-- START OF RECORD EXCERPTS --
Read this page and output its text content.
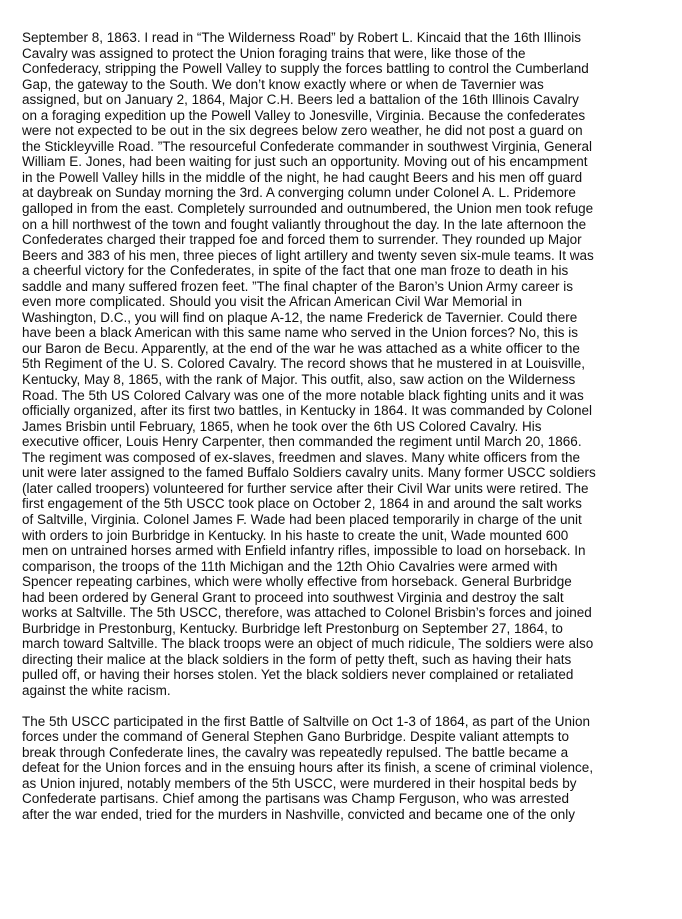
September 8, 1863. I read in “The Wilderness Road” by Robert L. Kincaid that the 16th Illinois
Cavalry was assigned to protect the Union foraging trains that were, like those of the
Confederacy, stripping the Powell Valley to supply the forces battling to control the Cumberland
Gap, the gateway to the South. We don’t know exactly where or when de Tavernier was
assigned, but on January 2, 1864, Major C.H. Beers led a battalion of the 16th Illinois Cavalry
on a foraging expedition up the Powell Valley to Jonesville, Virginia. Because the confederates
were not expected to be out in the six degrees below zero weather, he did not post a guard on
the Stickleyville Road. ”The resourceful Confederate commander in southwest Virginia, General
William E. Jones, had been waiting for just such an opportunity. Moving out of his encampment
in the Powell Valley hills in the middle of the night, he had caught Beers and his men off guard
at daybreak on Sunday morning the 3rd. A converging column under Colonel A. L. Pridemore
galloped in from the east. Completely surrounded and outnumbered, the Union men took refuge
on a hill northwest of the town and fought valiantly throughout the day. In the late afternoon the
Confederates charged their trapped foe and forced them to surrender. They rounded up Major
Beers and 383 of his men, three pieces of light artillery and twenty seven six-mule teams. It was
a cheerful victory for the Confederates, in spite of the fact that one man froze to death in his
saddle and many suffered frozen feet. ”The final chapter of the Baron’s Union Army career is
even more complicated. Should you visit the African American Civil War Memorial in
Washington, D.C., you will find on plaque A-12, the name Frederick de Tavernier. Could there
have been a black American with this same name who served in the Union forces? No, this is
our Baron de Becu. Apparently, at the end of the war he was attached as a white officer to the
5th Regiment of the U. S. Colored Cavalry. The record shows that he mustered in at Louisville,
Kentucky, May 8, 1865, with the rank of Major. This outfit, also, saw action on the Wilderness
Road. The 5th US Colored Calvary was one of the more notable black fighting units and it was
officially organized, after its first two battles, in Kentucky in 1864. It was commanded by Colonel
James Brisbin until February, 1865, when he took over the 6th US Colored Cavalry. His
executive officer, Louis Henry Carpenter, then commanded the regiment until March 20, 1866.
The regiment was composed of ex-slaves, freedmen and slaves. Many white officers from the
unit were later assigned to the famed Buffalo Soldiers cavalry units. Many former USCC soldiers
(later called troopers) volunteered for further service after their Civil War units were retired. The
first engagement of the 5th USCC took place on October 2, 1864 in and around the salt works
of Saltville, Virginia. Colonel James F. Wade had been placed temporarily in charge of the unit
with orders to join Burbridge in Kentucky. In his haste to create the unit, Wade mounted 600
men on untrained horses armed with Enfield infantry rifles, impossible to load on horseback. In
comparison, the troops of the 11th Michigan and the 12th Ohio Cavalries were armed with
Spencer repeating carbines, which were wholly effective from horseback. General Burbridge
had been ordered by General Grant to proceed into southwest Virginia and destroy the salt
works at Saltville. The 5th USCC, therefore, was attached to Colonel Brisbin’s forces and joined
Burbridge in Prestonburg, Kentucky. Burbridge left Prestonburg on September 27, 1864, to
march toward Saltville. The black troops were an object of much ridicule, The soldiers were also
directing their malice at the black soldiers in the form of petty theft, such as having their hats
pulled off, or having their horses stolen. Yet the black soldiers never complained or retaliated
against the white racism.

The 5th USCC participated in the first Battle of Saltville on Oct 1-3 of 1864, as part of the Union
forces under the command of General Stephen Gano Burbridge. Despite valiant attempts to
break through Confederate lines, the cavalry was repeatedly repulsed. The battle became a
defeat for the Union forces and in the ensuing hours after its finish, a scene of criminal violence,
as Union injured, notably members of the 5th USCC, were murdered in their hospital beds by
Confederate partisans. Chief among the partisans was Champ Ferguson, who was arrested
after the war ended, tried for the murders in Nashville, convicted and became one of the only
-- END OF RECORD EXCERPTS --
-- START OF RECORD EXCERPTS --
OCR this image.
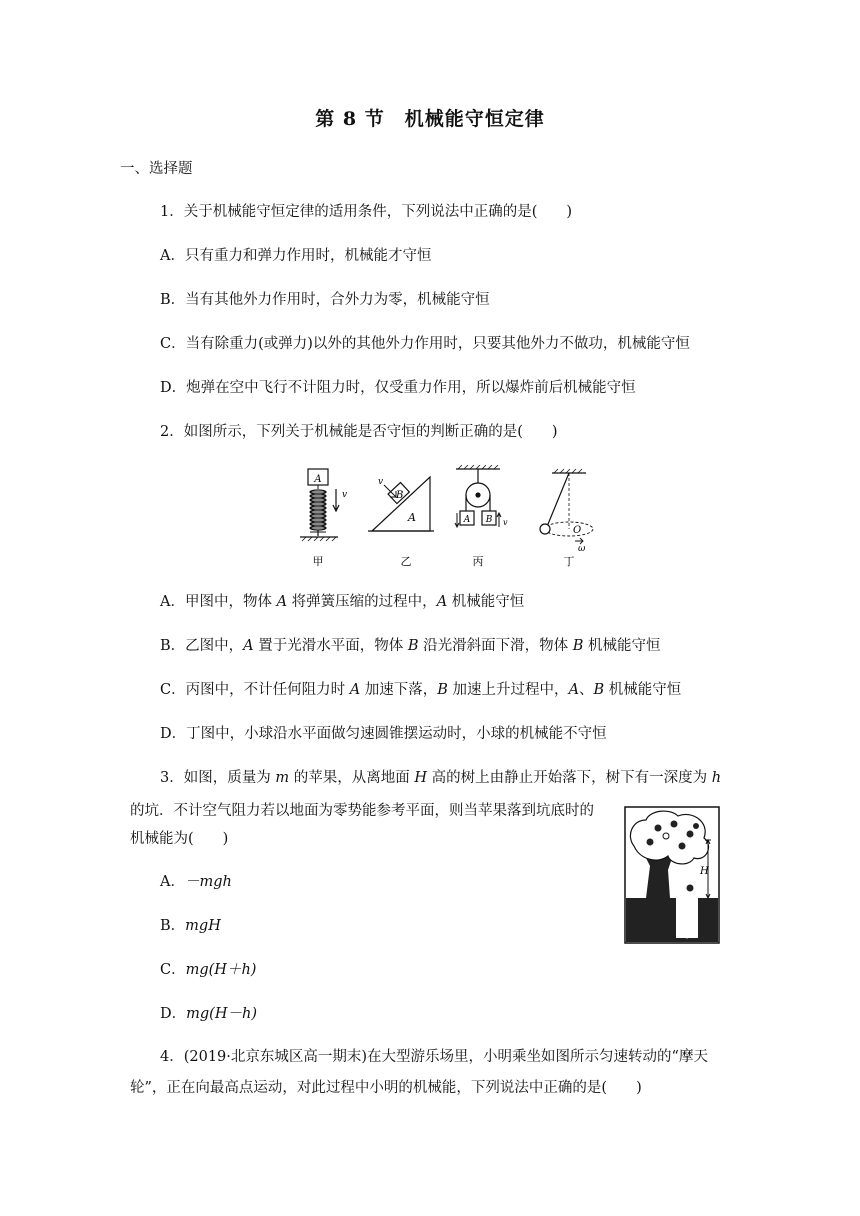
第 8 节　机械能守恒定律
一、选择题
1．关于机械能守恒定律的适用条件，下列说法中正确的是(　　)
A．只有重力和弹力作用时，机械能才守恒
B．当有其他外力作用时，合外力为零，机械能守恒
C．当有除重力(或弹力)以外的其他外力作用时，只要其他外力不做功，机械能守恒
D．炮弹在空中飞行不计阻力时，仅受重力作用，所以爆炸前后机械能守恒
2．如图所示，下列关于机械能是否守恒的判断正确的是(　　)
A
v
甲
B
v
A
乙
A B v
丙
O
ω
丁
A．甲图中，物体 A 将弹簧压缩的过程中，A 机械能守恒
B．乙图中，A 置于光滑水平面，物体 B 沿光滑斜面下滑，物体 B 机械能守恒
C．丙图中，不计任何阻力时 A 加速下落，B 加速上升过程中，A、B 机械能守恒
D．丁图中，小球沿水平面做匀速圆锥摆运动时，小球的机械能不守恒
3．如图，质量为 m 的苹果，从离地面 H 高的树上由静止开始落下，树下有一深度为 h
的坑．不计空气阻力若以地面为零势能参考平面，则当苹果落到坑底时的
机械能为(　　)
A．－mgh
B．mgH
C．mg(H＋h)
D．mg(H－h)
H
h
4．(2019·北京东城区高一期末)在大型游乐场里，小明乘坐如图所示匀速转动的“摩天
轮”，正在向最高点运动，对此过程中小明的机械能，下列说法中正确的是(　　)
-- END OF RECORD EXCERPTS --
-- START OF RECORD EXCERPTS --
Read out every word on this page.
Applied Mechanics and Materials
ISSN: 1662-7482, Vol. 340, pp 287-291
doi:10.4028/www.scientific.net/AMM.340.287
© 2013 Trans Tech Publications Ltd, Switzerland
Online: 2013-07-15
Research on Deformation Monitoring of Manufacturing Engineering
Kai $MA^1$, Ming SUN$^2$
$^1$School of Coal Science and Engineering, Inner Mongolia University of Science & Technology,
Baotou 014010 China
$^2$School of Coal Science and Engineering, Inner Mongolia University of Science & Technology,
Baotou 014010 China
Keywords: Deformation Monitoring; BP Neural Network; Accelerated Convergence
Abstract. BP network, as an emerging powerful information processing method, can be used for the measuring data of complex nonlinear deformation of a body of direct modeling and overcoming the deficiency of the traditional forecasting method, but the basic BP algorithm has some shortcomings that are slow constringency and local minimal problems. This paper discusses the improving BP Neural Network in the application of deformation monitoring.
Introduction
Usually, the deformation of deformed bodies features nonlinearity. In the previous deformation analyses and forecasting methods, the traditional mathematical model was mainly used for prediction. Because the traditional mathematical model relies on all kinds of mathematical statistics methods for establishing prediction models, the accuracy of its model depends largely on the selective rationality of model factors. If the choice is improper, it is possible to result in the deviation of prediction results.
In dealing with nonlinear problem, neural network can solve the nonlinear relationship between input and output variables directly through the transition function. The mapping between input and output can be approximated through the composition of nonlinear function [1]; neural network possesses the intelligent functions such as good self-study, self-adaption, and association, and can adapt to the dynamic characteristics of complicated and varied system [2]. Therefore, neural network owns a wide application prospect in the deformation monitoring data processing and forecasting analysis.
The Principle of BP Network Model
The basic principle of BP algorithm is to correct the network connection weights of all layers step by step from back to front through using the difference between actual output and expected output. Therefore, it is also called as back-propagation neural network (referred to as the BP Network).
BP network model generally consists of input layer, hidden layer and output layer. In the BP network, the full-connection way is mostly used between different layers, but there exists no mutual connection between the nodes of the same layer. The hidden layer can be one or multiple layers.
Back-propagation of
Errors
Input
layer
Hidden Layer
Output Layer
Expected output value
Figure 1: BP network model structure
-- END OF RECORD EXCERPTS --
▸ STATED TASK:
Gather each line of the records holding the string "soldiers".

▸ FULL SOLUTION:
unit were later assigned to the famed Buffalo Soldiers cavalry units. Many former USCC soldiers
march toward Saltville. The black troops were an object of much ridicule, The soldiers were also
directing their malice at the black soldiers in the form of petty theft, such as having their hats
pulled off, or having their horses stolen. Yet the black soldiers never complained or retaliated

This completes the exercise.